◆ PROBLEM ◆
Gather up all lines that carry the word "this".

--------------------

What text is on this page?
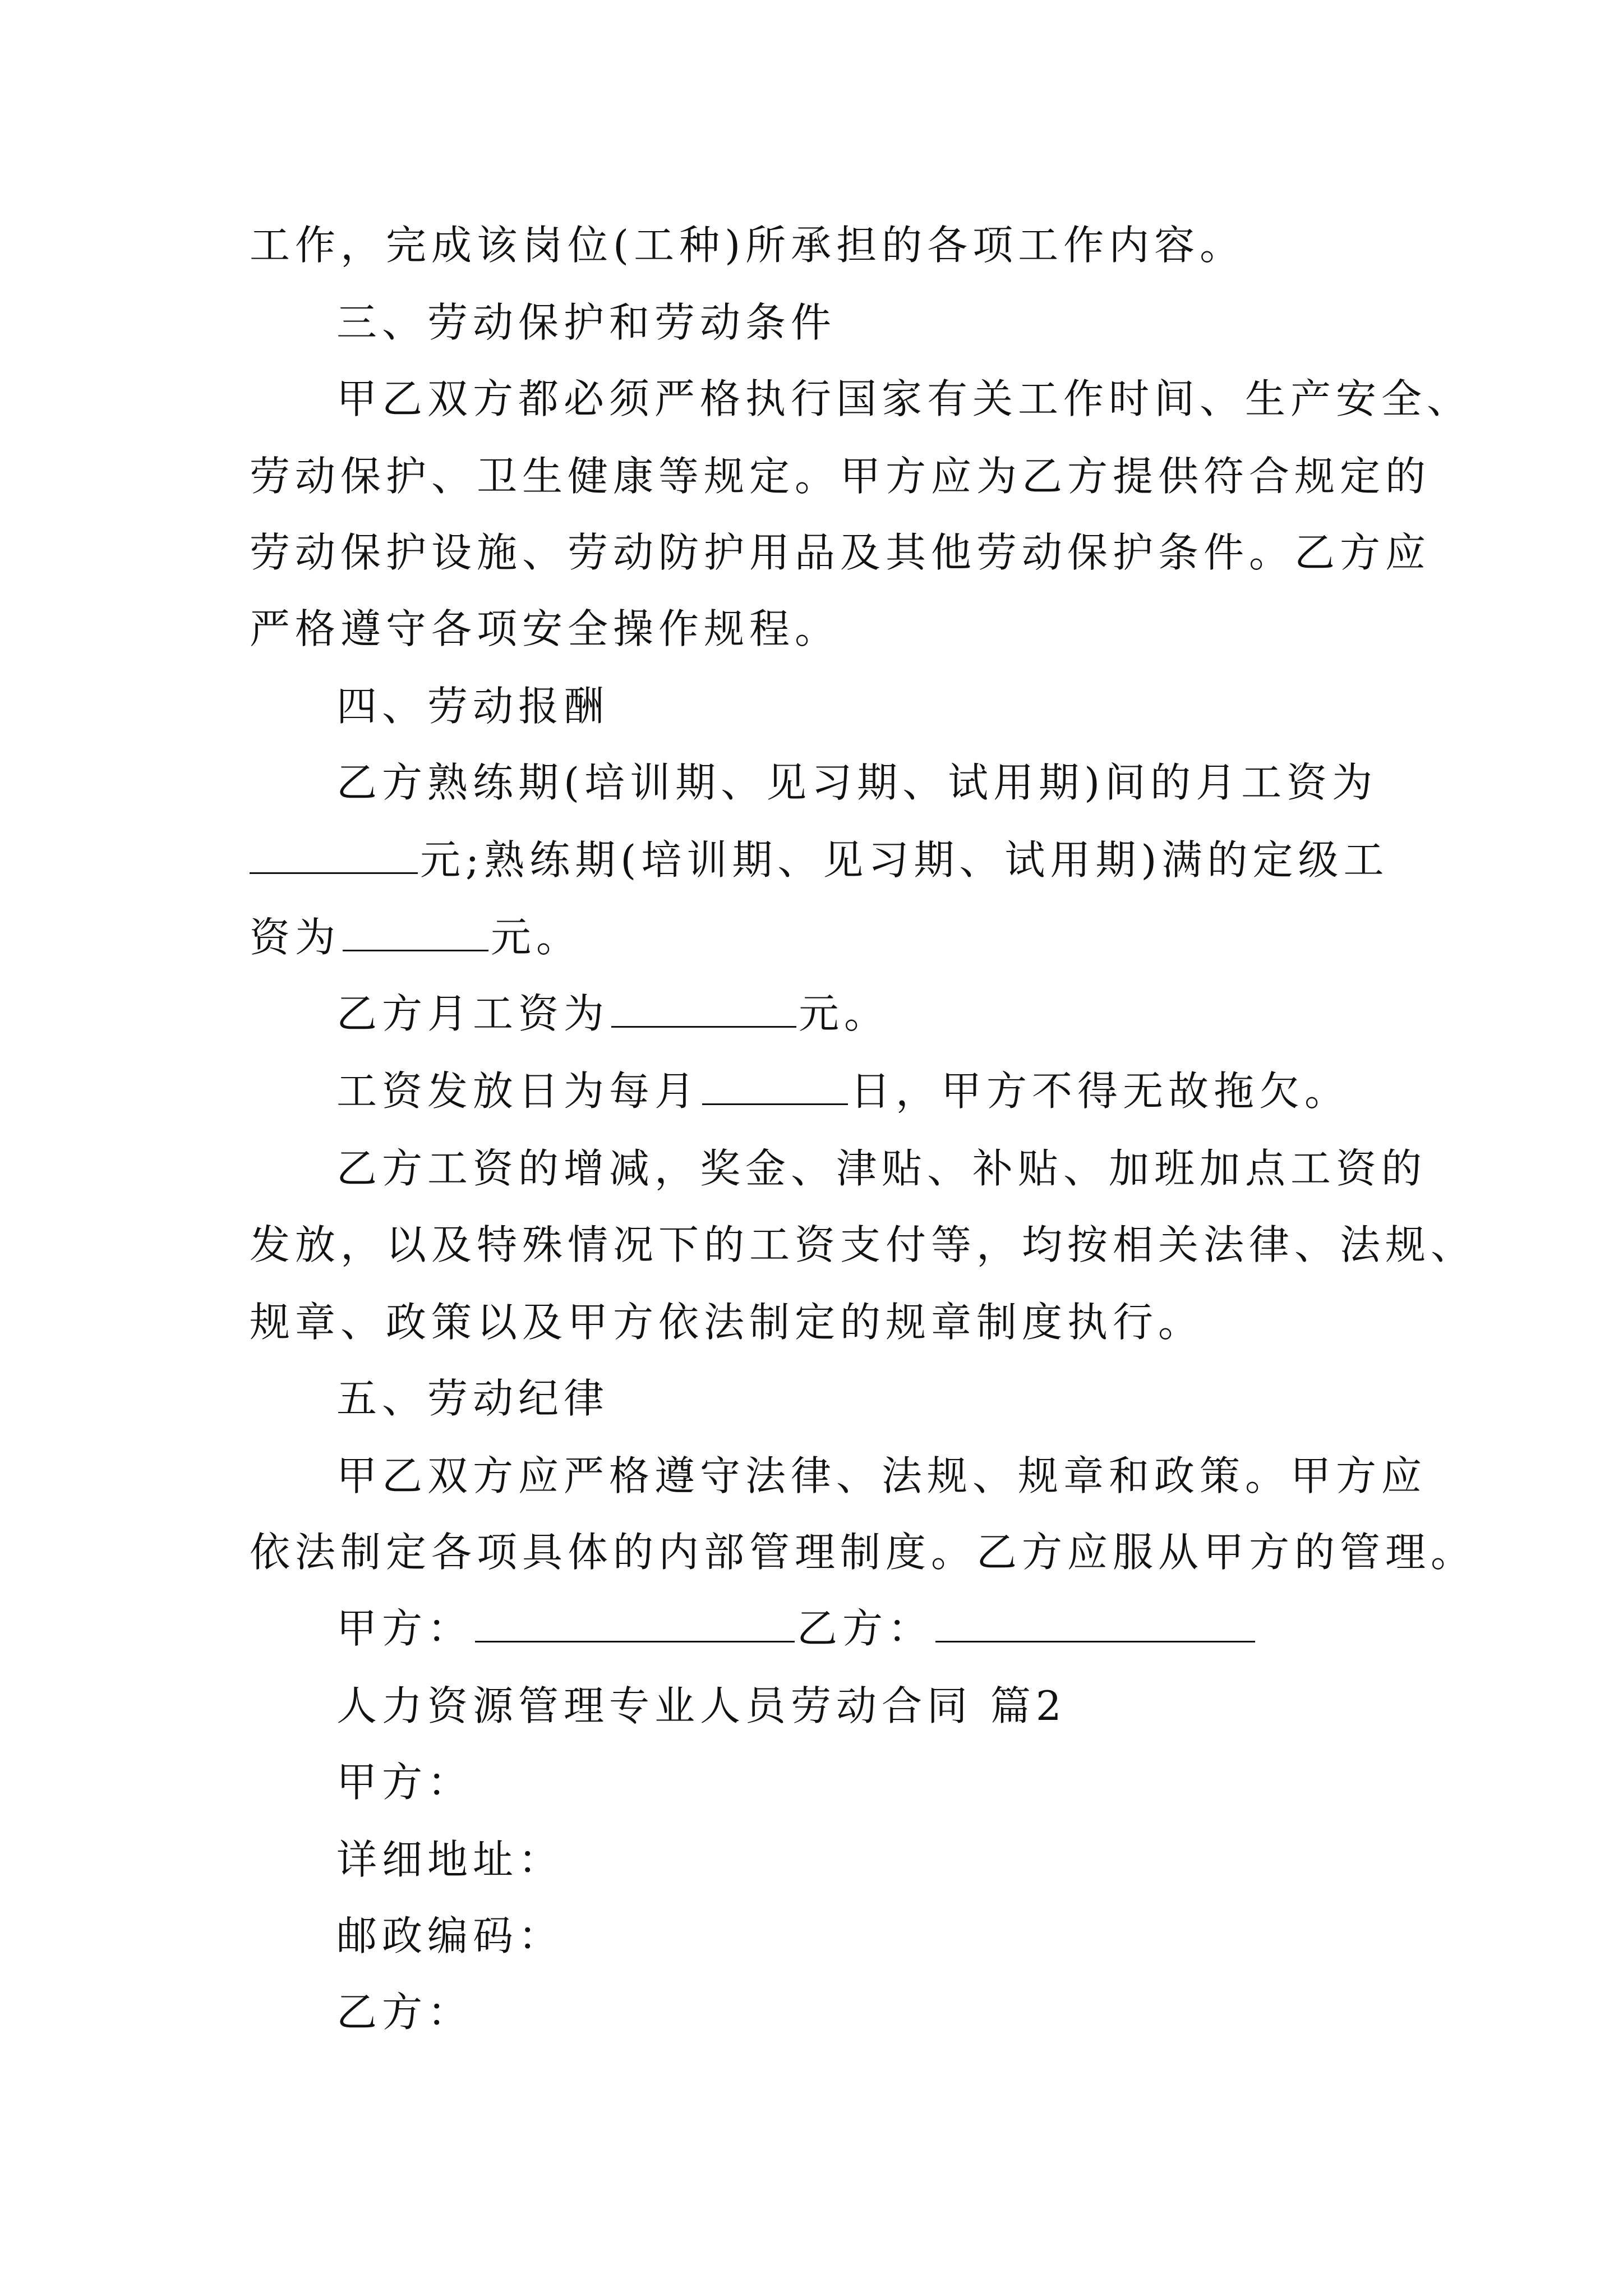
工作，完成该岗位(工种)所承担的各项工作内容。
三、劳动保护和劳动条件
甲乙双方都必须严格执行国家有关工作时间、生产安全、
劳动保护、卫生健康等规定。甲方应为乙方提供符合规定的
劳动保护设施、劳动防护用品及其他劳动保护条件。乙方应
严格遵守各项安全操作规程。
四、劳动报酬
乙方熟练期(培训期、见习期、试用期)间的月工资为
元;熟练期(培训期、见习期、试用期)满的定级工
资为	元。
乙方月工资为	元。
工资发放日为每月	日，甲方不得无故拖欠。
乙方工资的增减，奖金、津贴、补贴、加班加点工资的
发放，以及特殊情况下的工资支付等，均按相关法律、法规、
规章、政策以及甲方依法制定的规章制度执行。
五、劳动纪律
甲乙双方应严格遵守法律、法规、规章和政策。甲方应
依法制定各项具体的内部管理制度。乙方应服从甲方的管理。
甲方：	乙方：
人力资源管理专业人员劳动合同 篇2
甲方：
详细地址：
邮政编码：
乙方：
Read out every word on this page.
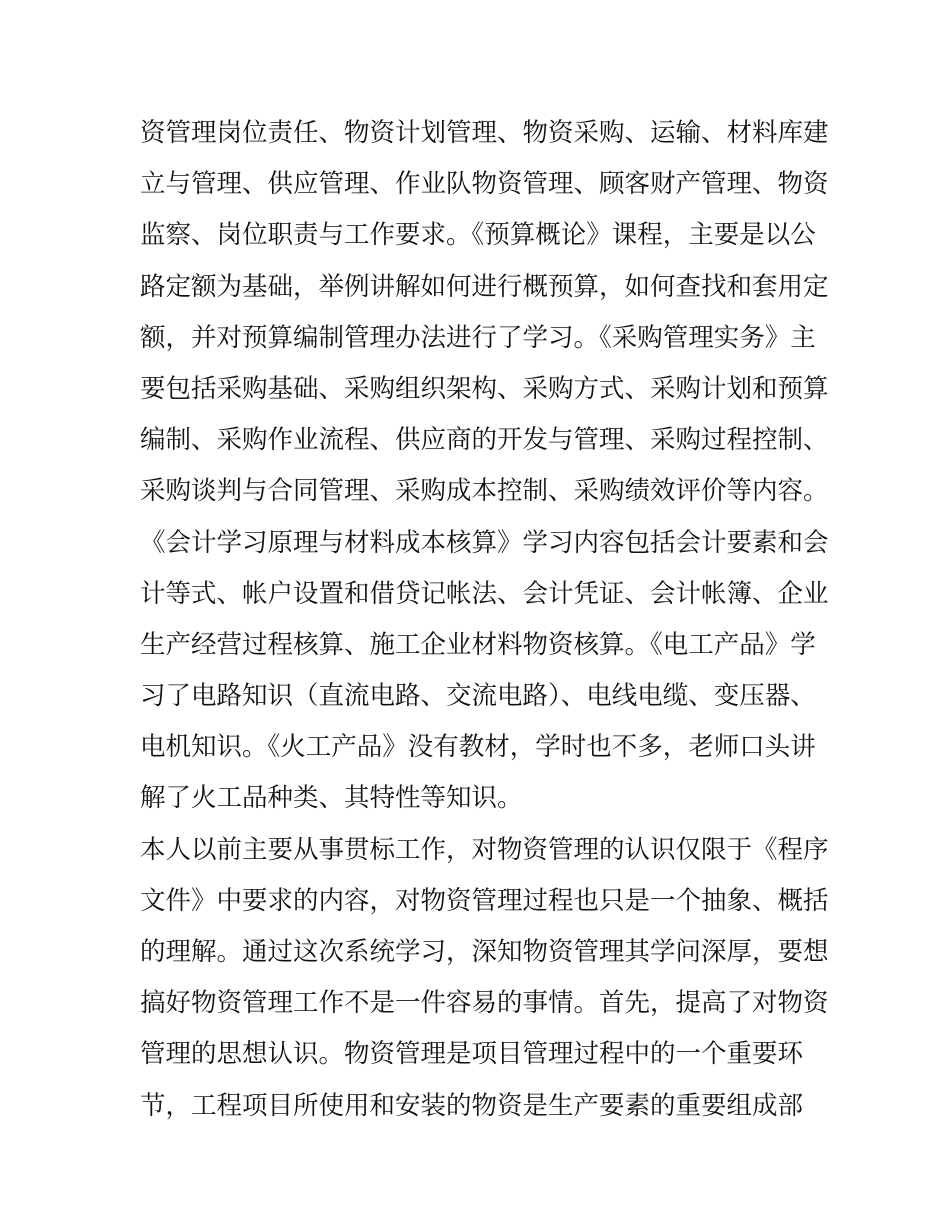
资管理岗位责任、物资计划管理、物资采购、运输、材料库建
立与管理、供应管理、作业队物资管理、顾客财产管理、物资
监察、岗位职责与工作要求。《预算概论》课程，主要是以公
路定额为基础，举例讲解如何进行概预算，如何查找和套用定
额，并对预算编制管理办法进行了学习。《采购管理实务》主
要包括采购基础、采购组织架构、采购方式、采购计划和预算
编制、采购作业流程、供应商的开发与管理、采购过程控制、
采购谈判与合同管理、采购成本控制、采购绩效评价等内容。
《会计学习原理与材料成本核算》学习内容包括会计要素和会
计等式、帐户设置和借贷记帐法、会计凭证、会计帐簿、企业
生产经营过程核算、施工企业材料物资核算。《电工产品》学
习了电路知识（直流电路、交流电路）、电线电缆、变压器、
电机知识。《火工产品》没有教材，学时也不多，老师口头讲
解了火工品种类、其特性等知识。
本人以前主要从事贯标工作，对物资管理的认识仅限于《程序
文件》中要求的内容，对物资管理过程也只是一个抽象、概括
的理解。通过这次系统学习，深知物资管理其学问深厚，要想
搞好物资管理工作不是一件容易的事情。首先，提高了对物资
管理的思想认识。物资管理是项目管理过程中的一个重要环
节，工程项目所使用和安装的物资是生产要素的重要组成部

--------------------

◆ RESULT ◆
What text is on this page?
Read out every word on this page.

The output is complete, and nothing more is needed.